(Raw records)
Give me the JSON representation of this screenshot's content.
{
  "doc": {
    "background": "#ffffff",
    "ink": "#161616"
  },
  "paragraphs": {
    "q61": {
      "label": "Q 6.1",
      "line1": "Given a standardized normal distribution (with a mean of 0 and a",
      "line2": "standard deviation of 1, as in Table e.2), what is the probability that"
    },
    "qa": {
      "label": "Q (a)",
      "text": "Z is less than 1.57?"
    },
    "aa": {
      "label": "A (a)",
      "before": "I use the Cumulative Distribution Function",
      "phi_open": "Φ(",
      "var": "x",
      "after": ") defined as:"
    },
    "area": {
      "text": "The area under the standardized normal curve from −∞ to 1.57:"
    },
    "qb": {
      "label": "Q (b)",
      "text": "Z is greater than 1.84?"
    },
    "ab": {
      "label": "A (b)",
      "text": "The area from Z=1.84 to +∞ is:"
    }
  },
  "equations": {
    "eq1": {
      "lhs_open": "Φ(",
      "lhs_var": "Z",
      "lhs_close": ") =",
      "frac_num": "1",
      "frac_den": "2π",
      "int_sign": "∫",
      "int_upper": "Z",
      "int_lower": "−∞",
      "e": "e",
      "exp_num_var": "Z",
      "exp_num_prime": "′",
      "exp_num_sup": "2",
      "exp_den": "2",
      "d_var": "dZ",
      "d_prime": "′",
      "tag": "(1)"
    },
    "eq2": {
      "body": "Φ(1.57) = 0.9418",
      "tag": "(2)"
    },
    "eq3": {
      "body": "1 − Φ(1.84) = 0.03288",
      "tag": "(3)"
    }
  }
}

=== SHORT TASK ===
Copy out every line of the material above that mentions the word "than".

=== RESPONSE TO THE TASK ===
      "text": "Z is less than 1.57?"
      "text": "Z is greater than 1.84?"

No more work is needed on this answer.